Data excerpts
+ + + +
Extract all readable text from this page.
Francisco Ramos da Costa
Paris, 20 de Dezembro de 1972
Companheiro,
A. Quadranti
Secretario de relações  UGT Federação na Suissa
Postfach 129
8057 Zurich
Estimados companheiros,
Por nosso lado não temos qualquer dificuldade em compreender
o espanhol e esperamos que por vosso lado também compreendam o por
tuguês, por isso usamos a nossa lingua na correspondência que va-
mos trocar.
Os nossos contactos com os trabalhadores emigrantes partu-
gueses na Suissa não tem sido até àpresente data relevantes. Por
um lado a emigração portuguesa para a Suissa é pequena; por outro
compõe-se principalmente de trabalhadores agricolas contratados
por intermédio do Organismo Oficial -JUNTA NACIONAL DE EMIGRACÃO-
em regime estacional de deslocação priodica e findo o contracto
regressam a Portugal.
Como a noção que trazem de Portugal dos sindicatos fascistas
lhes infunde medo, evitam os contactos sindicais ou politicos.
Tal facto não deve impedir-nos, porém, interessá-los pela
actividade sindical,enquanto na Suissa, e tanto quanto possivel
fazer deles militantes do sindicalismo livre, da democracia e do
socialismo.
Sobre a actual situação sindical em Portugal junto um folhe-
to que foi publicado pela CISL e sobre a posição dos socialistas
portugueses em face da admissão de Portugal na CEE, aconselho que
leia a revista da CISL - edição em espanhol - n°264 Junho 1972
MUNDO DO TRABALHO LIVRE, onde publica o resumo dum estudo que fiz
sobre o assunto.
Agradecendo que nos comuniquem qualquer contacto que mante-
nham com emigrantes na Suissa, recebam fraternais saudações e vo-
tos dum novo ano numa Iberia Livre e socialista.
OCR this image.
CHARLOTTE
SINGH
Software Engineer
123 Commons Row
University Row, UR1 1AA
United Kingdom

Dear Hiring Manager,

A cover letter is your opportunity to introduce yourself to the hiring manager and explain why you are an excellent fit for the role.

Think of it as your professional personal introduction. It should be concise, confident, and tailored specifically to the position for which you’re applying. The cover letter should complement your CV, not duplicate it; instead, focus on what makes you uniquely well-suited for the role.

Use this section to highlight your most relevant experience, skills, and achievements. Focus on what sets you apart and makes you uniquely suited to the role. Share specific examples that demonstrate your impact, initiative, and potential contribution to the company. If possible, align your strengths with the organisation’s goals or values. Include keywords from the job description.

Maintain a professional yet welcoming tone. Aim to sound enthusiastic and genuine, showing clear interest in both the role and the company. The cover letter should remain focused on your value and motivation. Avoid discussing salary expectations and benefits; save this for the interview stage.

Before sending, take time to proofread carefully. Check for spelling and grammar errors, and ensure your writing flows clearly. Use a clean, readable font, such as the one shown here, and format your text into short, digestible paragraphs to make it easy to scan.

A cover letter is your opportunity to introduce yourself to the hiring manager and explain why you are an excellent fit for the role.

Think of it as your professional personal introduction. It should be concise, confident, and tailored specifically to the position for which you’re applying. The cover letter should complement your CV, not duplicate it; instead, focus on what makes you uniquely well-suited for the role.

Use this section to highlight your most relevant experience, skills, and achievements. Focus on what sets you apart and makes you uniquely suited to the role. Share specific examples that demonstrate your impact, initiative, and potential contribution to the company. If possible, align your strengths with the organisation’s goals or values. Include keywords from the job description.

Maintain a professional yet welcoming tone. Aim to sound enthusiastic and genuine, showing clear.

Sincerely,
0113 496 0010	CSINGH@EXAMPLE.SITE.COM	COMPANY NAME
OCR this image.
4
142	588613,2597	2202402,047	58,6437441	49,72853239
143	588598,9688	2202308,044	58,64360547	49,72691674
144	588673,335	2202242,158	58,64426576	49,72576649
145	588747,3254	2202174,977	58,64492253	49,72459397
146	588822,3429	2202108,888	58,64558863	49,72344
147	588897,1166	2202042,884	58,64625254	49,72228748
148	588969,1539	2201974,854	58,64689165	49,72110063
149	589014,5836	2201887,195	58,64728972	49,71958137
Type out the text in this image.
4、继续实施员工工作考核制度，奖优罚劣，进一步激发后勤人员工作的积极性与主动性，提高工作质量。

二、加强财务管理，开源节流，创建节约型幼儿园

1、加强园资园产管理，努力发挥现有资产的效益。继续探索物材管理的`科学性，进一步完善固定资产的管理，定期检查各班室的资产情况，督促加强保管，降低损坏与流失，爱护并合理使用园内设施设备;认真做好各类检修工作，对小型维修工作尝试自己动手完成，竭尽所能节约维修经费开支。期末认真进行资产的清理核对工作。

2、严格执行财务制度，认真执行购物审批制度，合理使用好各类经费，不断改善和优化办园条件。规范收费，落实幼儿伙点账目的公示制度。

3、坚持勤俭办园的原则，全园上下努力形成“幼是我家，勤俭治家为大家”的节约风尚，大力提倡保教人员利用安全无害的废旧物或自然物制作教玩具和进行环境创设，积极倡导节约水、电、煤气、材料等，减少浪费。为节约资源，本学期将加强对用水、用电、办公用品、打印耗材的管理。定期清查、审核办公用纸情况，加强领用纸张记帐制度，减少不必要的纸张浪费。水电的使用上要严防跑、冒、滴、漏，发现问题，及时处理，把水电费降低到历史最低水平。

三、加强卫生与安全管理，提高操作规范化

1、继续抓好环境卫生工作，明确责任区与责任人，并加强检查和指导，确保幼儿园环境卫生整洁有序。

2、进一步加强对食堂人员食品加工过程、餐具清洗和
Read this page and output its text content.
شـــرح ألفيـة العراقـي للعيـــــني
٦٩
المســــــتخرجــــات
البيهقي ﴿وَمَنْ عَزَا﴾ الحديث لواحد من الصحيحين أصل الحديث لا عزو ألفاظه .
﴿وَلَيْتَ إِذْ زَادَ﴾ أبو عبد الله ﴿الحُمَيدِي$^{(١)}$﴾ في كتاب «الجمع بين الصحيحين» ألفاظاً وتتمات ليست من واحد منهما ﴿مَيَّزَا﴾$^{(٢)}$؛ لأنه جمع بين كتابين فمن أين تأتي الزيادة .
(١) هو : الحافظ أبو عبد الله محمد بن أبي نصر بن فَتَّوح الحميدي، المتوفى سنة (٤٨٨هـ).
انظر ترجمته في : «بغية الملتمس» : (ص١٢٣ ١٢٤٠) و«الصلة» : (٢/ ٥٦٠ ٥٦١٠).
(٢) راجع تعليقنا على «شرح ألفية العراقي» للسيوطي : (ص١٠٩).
+ + + +
DIRECTIONS FOR THIS TASK →
Reproduce the material above without altering a single character.

EXERCISE SOLUTION →
Extract all readable text from this page.
Francisco Ramos da Costa
Paris, 20 de Dezembro de 1972
Companheiro,
A. Quadranti
Secretario de relações  UGT Federação na Suissa
Postfach 129
8057 Zurich
Estimados companheiros,
Por nosso lado não temos qualquer dificuldade em compreender
o espanhol e esperamos que por vosso lado também compreendam o por
tuguês, por isso usamos a nossa lingua na correspondência que va-
mos trocar.
Os nossos contactos com os trabalhadores emigrantes partu-
gueses na Suissa não tem sido até àpresente data relevantes. Por
um lado a emigração portuguesa para a Suissa é pequena; por outro
compõe-se principalmente de trabalhadores agricolas contratados
por intermédio do Organismo Oficial -JUNTA NACIONAL DE EMIGRACÃO-
em regime estacional de deslocação priodica e findo o contracto
regressam a Portugal.
Como a noção que trazem de Portugal dos sindicatos fascistas
lhes infunde medo, evitam os contactos sindicais ou politicos.
Tal facto não deve impedir-nos, porém, interessá-los pela
actividade sindical,enquanto na Suissa, e tanto quanto possivel
fazer deles militantes do sindicalismo livre, da democracia e do
socialismo.
Sobre a actual situação sindical em Portugal junto um folhe-
to que foi publicado pela CISL e sobre a posição dos socialistas
portugueses em face da admissão de Portugal na CEE, aconselho que
leia a revista da CISL - edição em espanhol - n°264 Junho 1972
MUNDO DO TRABALHO LIVRE, onde publica o resumo dum estudo que fiz
sobre o assunto.
Agradecendo que nos comuniquem qualquer contacto que mante-
nham com emigrantes na Suissa, recebam fraternais saudações e vo-
tos dum novo ano numa Iberia Livre e socialista.
OCR this image.
CHARLOTTE
SINGH
Software Engineer
123 Commons Row
University Row, UR1 1AA
United Kingdom

Dear Hiring Manager,

A cover letter is your opportunity to introduce yourself to the hiring manager and explain why you are an excellent fit for the role.

Think of it as your professional personal introduction. It should be concise, confident, and tailored specifically to the position for which you’re applying. The cover letter should complement your CV, not duplicate it; instead, focus on what makes you uniquely well-suited for the role.

Use this section to highlight your most relevant experience, skills, and achievements. Focus on what sets you apart and makes you uniquely suited to the role. Share specific examples that demonstrate your impact, initiative, and potential contribution to the company. If possible, align your strengths with the organisation’s goals or values. Include keywords from the job description.

Maintain a professional yet welcoming tone. Aim to sound enthusiastic and genuine, showing clear interest in both the role and the company. The cover letter should remain focused on your value and motivation. Avoid discussing salary expectations and benefits; save this for the interview stage.

Before sending, take time to proofread carefully. Check for spelling and grammar errors, and ensure your writing flows clearly. Use a clean, readable font, such as the one shown here, and format your text into short, digestible paragraphs to make it easy to scan.

A cover letter is your opportunity to introduce yourself to the hiring manager and explain why you are an excellent fit for the role.

Think of it as your professional personal introduction. It should be concise, confident, and tailored specifically to the position for which you’re applying. The cover letter should complement your CV, not duplicate it; instead, focus on what makes you uniquely well-suited for the role.

Use this section to highlight your most relevant experience, skills, and achievements. Focus on what sets you apart and makes you uniquely suited to the role. Share specific examples that demonstrate your impact, initiative, and potential contribution to the company. If possible, align your strengths with the organisation’s goals or values. Include keywords from the job description.

Maintain a professional yet welcoming tone. Aim to sound enthusiastic and genuine, showing clear.

Sincerely,
0113 496 0010	CSINGH@EXAMPLE.SITE.COM	COMPANY NAME
OCR this image.
4
142	588613,2597	2202402,047	58,6437441	49,72853239
143	588598,9688	2202308,044	58,64360547	49,72691674
144	588673,335	2202242,158	58,64426576	49,72576649
145	588747,3254	2202174,977	58,64492253	49,72459397
146	588822,3429	2202108,888	58,64558863	49,72344
147	588897,1166	2202042,884	58,64625254	49,72228748
148	588969,1539	2201974,854	58,64689165	49,72110063
149	589014,5836	2201887,195	58,64728972	49,71958137
Type out the text in this image.
4、继续实施员工工作考核制度，奖优罚劣，进一步激发后勤人员工作的积极性与主动性，提高工作质量。

二、加强财务管理，开源节流，创建节约型幼儿园

1、加强园资园产管理，努力发挥现有资产的效益。继续探索物材管理的`科学性，进一步完善固定资产的管理，定期检查各班室的资产情况，督促加强保管，降低损坏与流失，爱护并合理使用园内设施设备;认真做好各类检修工作，对小型维修工作尝试自己动手完成，竭尽所能节约维修经费开支。期末认真进行资产的清理核对工作。

2、严格执行财务制度，认真执行购物审批制度，合理使用好各类经费，不断改善和优化办园条件。规范收费，落实幼儿伙点账目的公示制度。

3、坚持勤俭办园的原则，全园上下努力形成“幼是我家，勤俭治家为大家”的节约风尚，大力提倡保教人员利用安全无害的废旧物或自然物制作教玩具和进行环境创设，积极倡导节约水、电、煤气、材料等，减少浪费。为节约资源，本学期将加强对用水、用电、办公用品、打印耗材的管理。定期清查、审核办公用纸情况，加强领用纸张记帐制度，减少不必要的纸张浪费。水电的使用上要严防跑、冒、滴、漏，发现问题，及时处理，把水电费降低到历史最低水平。

三、加强卫生与安全管理，提高操作规范化

1、继续抓好环境卫生工作，明确责任区与责任人，并加强检查和指导，确保幼儿园环境卫生整洁有序。

2、进一步加强对食堂人员食品加工过程、餐具清洗和
Read this page and output its text content.
شـــرح ألفيـة العراقـي للعيـــــني
٦٩
المســــــتخرجــــات
البيهقي ﴿وَمَنْ عَزَا﴾ الحديث لواحد من الصحيحين أصل الحديث لا عزو ألفاظه .
﴿وَلَيْتَ إِذْ زَادَ﴾ أبو عبد الله ﴿الحُمَيدِي$^{(١)}$﴾ في كتاب «الجمع بين الصحيحين» ألفاظاً وتتمات ليست من واحد منهما ﴿مَيَّزَا﴾$^{(٢)}$؛ لأنه جمع بين كتابين فمن أين تأتي الزيادة .
(١) هو : الحافظ أبو عبد الله محمد بن أبي نصر بن فَتَّوح الحميدي، المتوفى سنة (٤٨٨هـ).
انظر ترجمته في : «بغية الملتمس» : (ص١٢٣ ١٢٤٠) و«الصلة» : (٢/ ٥٦٠ ٥٦١٠).
(٢) راجع تعليقنا على «شرح ألفية العراقي» للسيوطي : (ص١٠٩).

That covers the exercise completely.